Print the listing below exactly.

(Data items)
====

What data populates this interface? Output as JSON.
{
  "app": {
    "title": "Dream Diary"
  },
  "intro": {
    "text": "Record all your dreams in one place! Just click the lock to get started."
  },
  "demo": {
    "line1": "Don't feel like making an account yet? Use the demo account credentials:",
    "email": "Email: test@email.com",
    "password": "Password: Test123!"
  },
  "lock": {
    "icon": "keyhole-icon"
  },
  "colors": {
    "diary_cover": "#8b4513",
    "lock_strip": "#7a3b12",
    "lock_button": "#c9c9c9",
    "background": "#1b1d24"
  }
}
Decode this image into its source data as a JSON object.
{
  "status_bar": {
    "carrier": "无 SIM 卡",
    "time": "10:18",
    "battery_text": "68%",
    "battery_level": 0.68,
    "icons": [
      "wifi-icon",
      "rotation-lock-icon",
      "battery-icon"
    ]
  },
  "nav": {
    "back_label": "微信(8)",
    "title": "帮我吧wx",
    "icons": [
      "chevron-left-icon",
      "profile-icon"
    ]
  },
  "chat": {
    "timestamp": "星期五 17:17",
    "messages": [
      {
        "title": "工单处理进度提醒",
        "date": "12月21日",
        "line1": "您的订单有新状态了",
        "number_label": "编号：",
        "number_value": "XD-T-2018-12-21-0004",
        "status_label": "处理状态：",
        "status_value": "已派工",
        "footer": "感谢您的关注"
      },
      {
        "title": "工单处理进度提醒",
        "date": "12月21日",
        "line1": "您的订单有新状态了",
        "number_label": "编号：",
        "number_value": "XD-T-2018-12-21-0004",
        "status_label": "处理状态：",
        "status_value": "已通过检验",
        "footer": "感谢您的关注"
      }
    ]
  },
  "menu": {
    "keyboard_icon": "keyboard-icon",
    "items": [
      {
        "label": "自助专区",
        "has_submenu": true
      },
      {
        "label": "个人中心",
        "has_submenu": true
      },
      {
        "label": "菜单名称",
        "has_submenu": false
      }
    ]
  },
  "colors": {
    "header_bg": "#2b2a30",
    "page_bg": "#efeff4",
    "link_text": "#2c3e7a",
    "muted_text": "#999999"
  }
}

====

**Answer for this exercise**
What data populates this interface? Output as JSON.
{
  "app": {
    "title": "Dream Diary"
  },
  "intro": {
    "text": "Record all your dreams in one place! Just click the lock to get started."
  },
  "demo": {
    "line1": "Don't feel like making an account yet? Use the demo account credentials:",
    "email": "Email: test@email.com",
    "password": "Password: Test123!"
  },
  "lock": {
    "icon": "keyhole-icon"
  },
  "colors": {
    "diary_cover": "#8b4513",
    "lock_strip": "#7a3b12",
    "lock_button": "#c9c9c9",
    "background": "#1b1d24"
  }
}
Decode this image into its source data as a JSON object.
{
  "status_bar": {
    "carrier": "无 SIM 卡",
    "time": "10:18",
    "battery_text": "68%",
    "battery_level": 0.68,
    "icons": [
      "wifi-icon",
      "rotation-lock-icon",
      "battery-icon"
    ]
  },
  "nav": {
    "back_label": "微信(8)",
    "title": "帮我吧wx",
    "icons": [
      "chevron-left-icon",
      "profile-icon"
    ]
  },
  "chat": {
    "timestamp": "星期五 17:17",
    "messages": [
      {
        "title": "工单处理进度提醒",
        "date": "12月21日",
        "line1": "您的订单有新状态了",
        "number_label": "编号：",
        "number_value": "XD-T-2018-12-21-0004",
        "status_label": "处理状态：",
        "status_value": "已派工",
        "footer": "感谢您的关注"
      },
      {
        "title": "工单处理进度提醒",
        "date": "12月21日",
        "line1": "您的订单有新状态了",
        "number_label": "编号：",
        "number_value": "XD-T-2018-12-21-0004",
        "status_label": "处理状态：",
        "status_value": "已通过检验",
        "footer": "感谢您的关注"
      }
    ]
  },
  "menu": {
    "keyboard_icon": "keyboard-icon",
    "items": [
      {
        "label": "自助专区",
        "has_submenu": true
      },
      {
        "label": "个人中心",
        "has_submenu": true
      },
      {
        "label": "菜单名称",
        "has_submenu": false
      }
    ]
  },
  "colors": {
    "header_bg": "#2b2a30",
    "page_bg": "#efeff4",
    "link_text": "#2c3e7a",
    "muted_text": "#999999"
  }
}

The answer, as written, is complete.